_Requirement_
Report every line below that holds the word "论文图片".

_Provided material_
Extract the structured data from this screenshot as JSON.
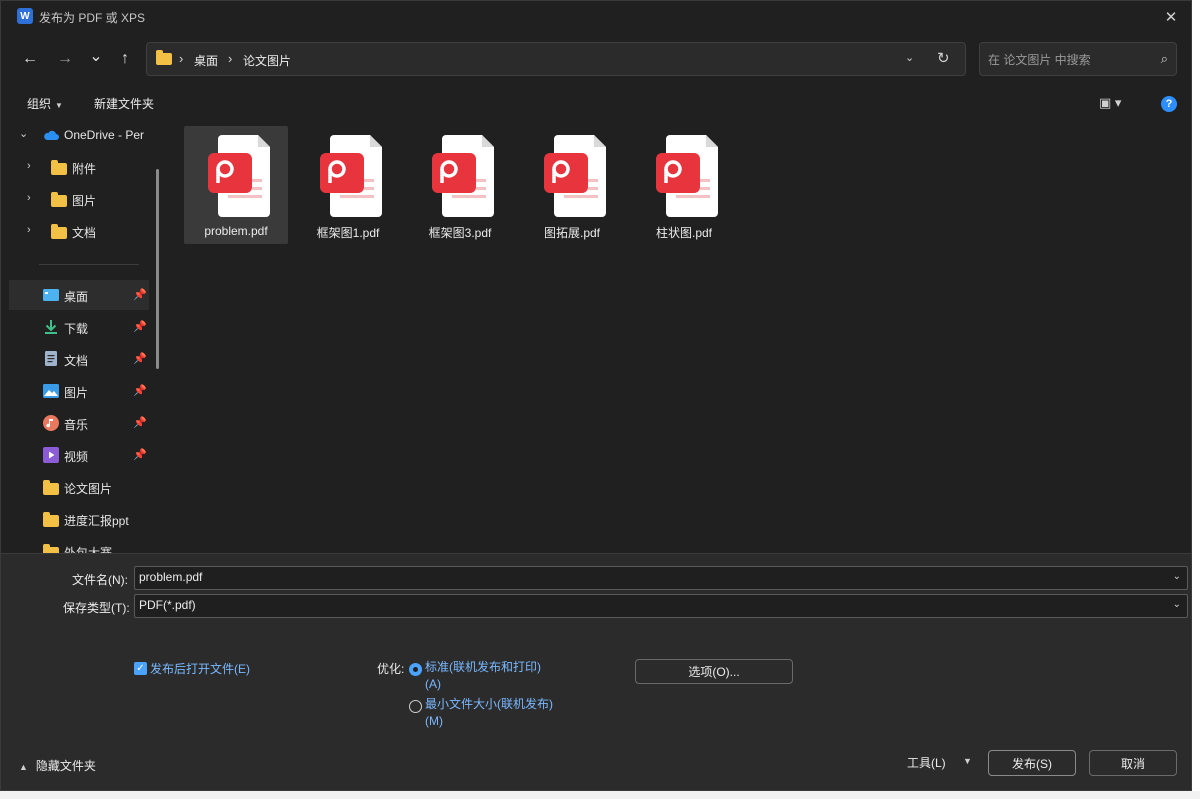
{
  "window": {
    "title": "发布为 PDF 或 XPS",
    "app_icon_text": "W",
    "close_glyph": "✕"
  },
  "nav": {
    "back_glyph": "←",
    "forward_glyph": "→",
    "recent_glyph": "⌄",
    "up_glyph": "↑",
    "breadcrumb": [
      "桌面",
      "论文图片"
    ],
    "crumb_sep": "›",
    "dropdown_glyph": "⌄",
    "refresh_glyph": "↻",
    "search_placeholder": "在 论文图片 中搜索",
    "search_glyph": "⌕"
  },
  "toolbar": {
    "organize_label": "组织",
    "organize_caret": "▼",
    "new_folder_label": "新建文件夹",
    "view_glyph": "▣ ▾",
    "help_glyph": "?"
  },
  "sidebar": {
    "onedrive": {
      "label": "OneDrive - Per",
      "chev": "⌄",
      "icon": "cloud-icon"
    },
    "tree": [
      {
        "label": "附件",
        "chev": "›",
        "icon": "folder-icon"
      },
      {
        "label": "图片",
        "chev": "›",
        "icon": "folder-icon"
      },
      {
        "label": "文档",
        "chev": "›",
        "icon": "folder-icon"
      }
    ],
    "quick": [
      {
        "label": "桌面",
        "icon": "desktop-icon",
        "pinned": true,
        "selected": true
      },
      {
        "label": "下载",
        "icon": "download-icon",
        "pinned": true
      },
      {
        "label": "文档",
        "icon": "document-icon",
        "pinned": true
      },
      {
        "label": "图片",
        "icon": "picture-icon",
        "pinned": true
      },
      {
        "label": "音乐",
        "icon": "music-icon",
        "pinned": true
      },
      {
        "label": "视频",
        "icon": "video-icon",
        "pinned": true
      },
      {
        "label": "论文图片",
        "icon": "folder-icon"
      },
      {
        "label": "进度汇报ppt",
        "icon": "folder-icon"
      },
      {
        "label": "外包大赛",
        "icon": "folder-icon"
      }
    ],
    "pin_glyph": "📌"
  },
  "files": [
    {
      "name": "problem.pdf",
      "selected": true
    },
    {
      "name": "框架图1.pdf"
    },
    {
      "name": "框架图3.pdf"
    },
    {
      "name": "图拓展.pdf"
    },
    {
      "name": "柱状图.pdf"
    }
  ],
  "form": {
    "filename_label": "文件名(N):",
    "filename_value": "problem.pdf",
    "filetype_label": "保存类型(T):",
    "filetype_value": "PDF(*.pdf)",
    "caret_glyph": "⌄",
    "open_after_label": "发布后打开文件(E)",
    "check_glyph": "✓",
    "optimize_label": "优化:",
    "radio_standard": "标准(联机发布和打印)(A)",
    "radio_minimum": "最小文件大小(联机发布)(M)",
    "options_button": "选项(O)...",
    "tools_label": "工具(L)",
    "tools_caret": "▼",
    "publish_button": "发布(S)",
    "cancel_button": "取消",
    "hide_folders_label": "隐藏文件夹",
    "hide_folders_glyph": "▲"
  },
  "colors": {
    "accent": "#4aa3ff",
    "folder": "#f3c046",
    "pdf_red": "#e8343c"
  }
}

_Written response_
      "论文图片"
    "search_placeholder": "在 论文图片 中搜索",
        "label": "论文图片",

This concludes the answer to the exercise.